▸ WHAT YOU NEED TO DO
Translate this sentence from the article about the Sydney Film Festival into Spanish: "Adrian Chiarella’s Leviticus joins the local contingent and competes for the $60,000 Sydney Film Prize, alongside six films direct from the Cannes Competition."

Selina Miles Opens Sydney Film Festival With 248 Films From 81 Countries
Selina Miles will open sydney film festival on June 3, 2026, with her documentary Silenced at the State Theatre. The 73rd edition runs through June 14 and packs 248 films from 81 countries into a program that also includes 19 titles direct from Cannes.
State Theatre on June 3
Silenced follows human rights lawyer Jennifer Robinson’s fight against the weaponisation of defamation law, and both Miles and Robinson will attend the opening-night screening. That puts a legal story, not a red-carpet showcase, at the front of a festival built around discovery and empathy.
Nashen Moodley said each moment of this year’s event offered an opportunity for discovery and empathy, and he described art and cinema as a way to make sense of the world, take us into the lives of people far away from us, and remind us to remain vigilant about our own rights and freedoms. He added, “And we can’t forget, they’re also an enormous source of joy.”
Leviticus in the prize race
Adrian Chiarella’s Leviticus joins the local contingent and competes for the $60,000 Sydney Film Prize, alongside six films direct from the Cannes Competition. The Sundance breakout about two teenage boys confronting an evil force that takes the form of the person they desire most gives the prize lineup a sharper genre edge than a standard prestige slate.
Natalie Erika James’ Victorian-shot body horror Saccharine also sits inside the Australian contingent, giving local filmmakers visible space inside a field dominated by international titles. For readers tracking the festival as a discovery market, that mix says the programming team is not treating Australian work as an appendix.
Kleber Mendonça Filho jury
The competition jury will be presided over by Brazilian filmmaker Kleber Mendonça Filho, with Ildikó Enyedi, Boo Junfeng, cinematographer Ari Wegner, and First Nations producer-director Sally Riley alongside him. Special Presentations at the State Theatre include Michael Sarnoski’s The Death of Robin Hood, Gus Van Sant’s Dead Man’s Wire, Ira Sachs’ The Man I Love, Jane Schoenbrun’s Teenage Sex and Death at Camp Miasma, and Anthony Maras’ Pressure.
The opening-night choice and the prize lineup point to the same thing: this festival wants attention on films with a point of view, not just scale. If you are planning what to watch first, start with Silenced at the State Theatre and then work outward through the local titles and Cannes arrivals that give the 73rd edition its range.

▸ DATA SUPPLIED
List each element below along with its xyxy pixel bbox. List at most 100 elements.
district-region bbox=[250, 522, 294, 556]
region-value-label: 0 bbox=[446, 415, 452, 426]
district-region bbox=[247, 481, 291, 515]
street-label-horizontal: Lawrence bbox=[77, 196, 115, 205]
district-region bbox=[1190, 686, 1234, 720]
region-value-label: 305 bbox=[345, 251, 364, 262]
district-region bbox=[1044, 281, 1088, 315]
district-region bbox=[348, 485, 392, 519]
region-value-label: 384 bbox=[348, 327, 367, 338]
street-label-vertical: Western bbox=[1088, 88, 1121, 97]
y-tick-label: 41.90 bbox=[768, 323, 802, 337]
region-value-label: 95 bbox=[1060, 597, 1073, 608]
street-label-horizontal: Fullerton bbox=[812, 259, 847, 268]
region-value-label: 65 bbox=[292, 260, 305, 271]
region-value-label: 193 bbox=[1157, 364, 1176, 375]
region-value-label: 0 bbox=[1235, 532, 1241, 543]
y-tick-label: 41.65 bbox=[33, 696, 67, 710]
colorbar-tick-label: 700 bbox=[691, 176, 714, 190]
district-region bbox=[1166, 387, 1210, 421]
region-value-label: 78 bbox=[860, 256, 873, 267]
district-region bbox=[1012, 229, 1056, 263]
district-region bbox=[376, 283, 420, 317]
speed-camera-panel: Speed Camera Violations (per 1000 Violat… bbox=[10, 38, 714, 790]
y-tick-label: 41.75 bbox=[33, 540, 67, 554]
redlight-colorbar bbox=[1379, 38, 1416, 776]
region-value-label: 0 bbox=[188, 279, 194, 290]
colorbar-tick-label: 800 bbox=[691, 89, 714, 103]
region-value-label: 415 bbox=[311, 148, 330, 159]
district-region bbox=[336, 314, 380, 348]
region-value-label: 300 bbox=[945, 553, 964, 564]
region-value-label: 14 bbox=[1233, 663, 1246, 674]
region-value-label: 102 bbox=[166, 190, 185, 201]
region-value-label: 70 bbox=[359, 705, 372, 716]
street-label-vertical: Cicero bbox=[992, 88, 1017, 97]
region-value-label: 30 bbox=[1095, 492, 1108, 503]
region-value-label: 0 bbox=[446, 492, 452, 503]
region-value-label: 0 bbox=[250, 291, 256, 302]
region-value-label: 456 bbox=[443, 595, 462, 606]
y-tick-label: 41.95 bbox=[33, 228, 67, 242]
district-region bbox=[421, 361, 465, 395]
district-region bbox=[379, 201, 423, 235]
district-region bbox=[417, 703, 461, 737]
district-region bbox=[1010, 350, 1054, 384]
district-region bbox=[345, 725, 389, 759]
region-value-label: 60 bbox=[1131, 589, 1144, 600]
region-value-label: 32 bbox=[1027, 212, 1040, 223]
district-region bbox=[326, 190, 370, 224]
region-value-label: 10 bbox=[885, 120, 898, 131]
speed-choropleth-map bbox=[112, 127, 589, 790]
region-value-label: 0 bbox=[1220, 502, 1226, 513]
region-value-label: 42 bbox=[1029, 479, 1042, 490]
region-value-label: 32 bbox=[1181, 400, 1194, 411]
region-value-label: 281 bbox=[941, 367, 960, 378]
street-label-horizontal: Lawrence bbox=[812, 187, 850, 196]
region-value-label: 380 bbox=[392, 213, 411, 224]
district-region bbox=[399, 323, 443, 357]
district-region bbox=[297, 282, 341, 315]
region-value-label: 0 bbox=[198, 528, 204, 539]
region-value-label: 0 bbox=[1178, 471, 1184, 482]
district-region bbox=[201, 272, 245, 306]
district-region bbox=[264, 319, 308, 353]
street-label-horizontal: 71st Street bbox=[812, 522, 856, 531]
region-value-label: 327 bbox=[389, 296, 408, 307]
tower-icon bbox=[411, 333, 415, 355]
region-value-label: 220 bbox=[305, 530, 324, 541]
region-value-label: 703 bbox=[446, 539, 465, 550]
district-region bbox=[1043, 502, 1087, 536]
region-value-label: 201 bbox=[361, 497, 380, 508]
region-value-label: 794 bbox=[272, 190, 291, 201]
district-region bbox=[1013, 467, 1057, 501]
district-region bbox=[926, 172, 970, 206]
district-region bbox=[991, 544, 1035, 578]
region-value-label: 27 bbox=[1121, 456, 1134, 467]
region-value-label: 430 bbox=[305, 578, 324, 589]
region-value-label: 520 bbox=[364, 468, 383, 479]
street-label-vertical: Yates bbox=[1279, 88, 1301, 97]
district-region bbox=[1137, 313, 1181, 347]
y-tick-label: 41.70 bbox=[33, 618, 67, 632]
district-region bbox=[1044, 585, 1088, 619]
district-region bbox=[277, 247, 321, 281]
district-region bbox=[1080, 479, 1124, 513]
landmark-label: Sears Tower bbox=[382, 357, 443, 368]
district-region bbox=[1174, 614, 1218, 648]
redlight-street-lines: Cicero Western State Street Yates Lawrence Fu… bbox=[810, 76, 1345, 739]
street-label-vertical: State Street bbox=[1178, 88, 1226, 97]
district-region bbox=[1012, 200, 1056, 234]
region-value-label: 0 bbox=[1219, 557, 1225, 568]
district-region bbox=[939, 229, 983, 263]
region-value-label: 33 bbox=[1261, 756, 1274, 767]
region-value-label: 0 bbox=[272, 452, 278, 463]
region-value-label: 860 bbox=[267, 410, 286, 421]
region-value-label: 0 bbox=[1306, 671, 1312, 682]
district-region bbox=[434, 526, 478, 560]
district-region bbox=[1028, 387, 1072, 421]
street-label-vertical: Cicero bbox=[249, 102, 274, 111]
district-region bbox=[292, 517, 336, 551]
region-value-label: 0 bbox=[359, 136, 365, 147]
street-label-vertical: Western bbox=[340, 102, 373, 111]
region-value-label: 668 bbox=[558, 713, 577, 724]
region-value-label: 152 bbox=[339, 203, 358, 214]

▸ SOLUTION TO THIS PROBLEM
Leviticus, de Adrian Chiarella, se suma al contingente local y compite por el Sydney Film Prize, dotado con 60.000 dólares, junto a seis películas llegadas directamente de la Competición de Cannes.